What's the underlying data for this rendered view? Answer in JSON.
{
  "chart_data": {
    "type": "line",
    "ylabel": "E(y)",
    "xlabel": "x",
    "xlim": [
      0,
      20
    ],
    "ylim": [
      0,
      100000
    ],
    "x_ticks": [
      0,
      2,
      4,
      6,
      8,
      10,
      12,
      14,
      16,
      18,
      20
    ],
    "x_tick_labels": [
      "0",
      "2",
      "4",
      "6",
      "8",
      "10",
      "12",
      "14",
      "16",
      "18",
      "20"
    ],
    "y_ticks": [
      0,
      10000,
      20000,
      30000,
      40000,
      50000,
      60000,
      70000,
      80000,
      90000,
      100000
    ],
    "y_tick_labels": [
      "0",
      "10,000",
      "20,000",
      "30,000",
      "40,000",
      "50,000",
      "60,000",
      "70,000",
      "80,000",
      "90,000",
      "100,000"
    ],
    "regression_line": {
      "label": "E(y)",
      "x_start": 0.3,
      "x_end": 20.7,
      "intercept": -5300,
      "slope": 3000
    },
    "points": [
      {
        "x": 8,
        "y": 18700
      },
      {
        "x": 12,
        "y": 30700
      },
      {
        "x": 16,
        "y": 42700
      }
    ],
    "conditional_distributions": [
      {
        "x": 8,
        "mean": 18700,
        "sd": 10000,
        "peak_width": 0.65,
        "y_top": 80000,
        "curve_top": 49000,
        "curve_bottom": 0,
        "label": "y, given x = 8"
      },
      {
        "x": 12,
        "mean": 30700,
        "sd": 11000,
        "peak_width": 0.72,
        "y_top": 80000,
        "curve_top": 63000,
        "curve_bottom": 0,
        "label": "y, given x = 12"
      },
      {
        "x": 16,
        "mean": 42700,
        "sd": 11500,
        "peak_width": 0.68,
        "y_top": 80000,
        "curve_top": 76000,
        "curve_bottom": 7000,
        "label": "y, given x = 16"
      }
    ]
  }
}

******

Repeat each of the entries above precisely as given.

Final result:
What's the underlying data for this rendered view? Answer in JSON.
{
  "chart_data": {
    "type": "line",
    "ylabel": "E(y)",
    "xlabel": "x",
    "xlim": [
      0,
      20
    ],
    "ylim": [
      0,
      100000
    ],
    "x_ticks": [
      0,
      2,
      4,
      6,
      8,
      10,
      12,
      14,
      16,
      18,
      20
    ],
    "x_tick_labels": [
      "0",
      "2",
      "4",
      "6",
      "8",
      "10",
      "12",
      "14",
      "16",
      "18",
      "20"
    ],
    "y_ticks": [
      0,
      10000,
      20000,
      30000,
      40000,
      50000,
      60000,
      70000,
      80000,
      90000,
      100000
    ],
    "y_tick_labels": [
      "0",
      "10,000",
      "20,000",
      "30,000",
      "40,000",
      "50,000",
      "60,000",
      "70,000",
      "80,000",
      "90,000",
      "100,000"
    ],
    "regression_line": {
      "label": "E(y)",
      "x_start": 0.3,
      "x_end": 20.7,
      "intercept": -5300,
      "slope": 3000
    },
    "points": [
      {
        "x": 8,
        "y": 18700
      },
      {
        "x": 12,
        "y": 30700
      },
      {
        "x": 16,
        "y": 42700
      }
    ],
    "conditional_distributions": [
      {
        "x": 8,
        "mean": 18700,
        "sd": 10000,
        "peak_width": 0.65,
        "y_top": 80000,
        "curve_top": 49000,
        "curve_bottom": 0,
        "label": "y, given x = 8"
      },
      {
        "x": 12,
        "mean": 30700,
        "sd": 11000,
        "peak_width": 0.72,
        "y_top": 80000,
        "curve_top": 63000,
        "curve_bottom": 0,
        "label": "y, given x = 12"
      },
      {
        "x": 16,
        "mean": 42700,
        "sd": 11500,
        "peak_width": 0.68,
        "y_top": 80000,
        "curve_top": 76000,
        "curve_bottom": 7000,
        "label": "y, given x = 16"
      }
    ]
  }
}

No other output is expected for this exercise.